__Short task__
Find the lines with the string "this" and return them.

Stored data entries
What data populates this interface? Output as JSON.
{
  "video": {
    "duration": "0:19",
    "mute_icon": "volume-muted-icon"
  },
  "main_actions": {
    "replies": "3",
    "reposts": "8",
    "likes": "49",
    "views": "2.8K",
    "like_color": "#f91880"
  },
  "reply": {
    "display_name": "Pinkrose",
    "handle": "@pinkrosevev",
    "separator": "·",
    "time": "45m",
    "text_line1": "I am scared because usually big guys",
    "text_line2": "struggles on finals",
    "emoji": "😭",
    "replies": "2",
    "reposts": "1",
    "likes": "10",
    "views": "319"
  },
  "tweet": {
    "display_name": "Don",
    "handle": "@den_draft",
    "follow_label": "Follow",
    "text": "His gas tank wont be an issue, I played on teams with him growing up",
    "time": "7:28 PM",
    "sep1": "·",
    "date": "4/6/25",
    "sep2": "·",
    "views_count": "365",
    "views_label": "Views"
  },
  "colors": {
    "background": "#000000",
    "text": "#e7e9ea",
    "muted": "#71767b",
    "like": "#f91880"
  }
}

---

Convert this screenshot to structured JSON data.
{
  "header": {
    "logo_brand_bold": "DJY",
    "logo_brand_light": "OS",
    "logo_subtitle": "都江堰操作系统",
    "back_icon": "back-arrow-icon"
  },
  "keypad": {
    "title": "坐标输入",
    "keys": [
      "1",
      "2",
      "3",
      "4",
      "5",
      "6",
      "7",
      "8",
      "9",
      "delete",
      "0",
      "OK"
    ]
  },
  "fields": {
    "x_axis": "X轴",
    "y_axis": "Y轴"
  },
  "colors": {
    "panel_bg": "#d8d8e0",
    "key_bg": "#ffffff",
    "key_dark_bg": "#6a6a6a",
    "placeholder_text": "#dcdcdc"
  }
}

* * *

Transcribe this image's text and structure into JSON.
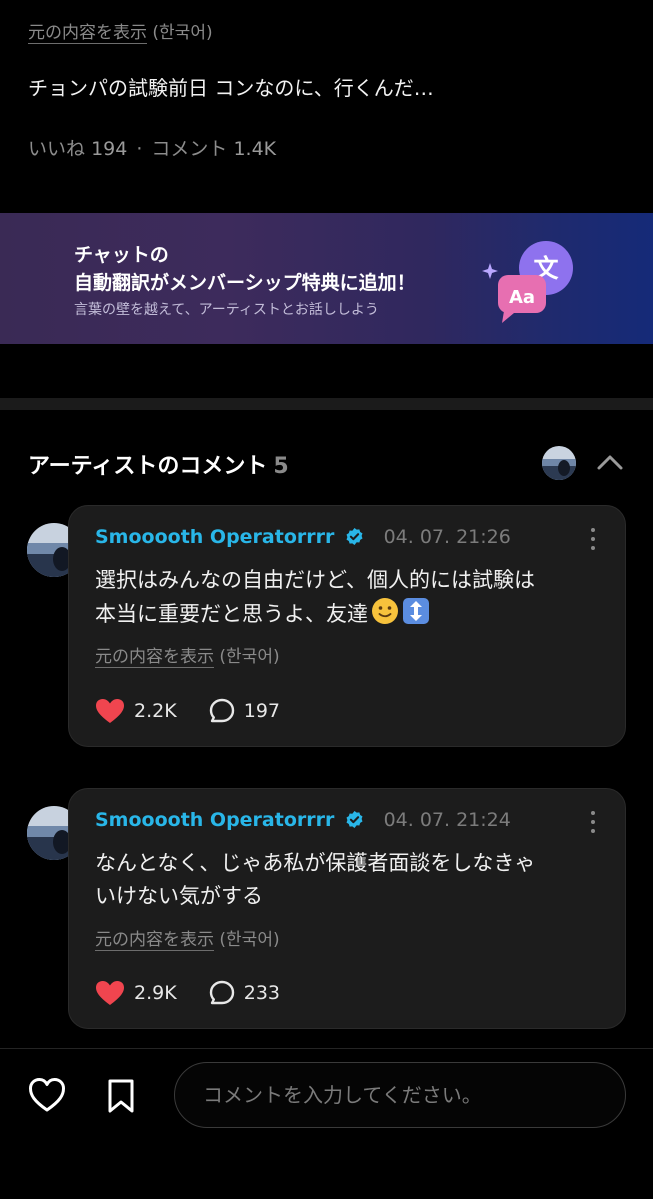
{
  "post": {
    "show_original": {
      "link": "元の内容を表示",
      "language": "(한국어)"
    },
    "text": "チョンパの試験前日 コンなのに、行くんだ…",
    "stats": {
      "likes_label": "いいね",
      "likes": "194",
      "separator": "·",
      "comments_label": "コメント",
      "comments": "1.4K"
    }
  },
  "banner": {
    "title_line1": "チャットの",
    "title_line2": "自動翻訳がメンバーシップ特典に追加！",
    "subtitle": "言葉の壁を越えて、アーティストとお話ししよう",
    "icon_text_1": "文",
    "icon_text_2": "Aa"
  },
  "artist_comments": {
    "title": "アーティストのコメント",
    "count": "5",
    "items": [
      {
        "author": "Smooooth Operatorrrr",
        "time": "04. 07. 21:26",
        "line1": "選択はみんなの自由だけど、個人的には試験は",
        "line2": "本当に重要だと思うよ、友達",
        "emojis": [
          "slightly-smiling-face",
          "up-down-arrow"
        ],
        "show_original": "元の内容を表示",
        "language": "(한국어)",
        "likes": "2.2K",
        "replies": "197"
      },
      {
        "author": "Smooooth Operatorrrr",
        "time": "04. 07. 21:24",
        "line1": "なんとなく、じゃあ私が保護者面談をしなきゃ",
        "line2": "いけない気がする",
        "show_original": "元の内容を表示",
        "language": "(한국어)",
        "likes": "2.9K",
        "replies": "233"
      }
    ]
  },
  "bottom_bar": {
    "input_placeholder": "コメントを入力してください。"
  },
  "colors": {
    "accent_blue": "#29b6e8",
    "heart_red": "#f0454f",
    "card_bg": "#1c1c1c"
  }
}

__Solved exercise__
What data populates this interface? Output as JSON.
Convert this screenshot to structured JSON data.
Transcribe this image's text and structure into JSON.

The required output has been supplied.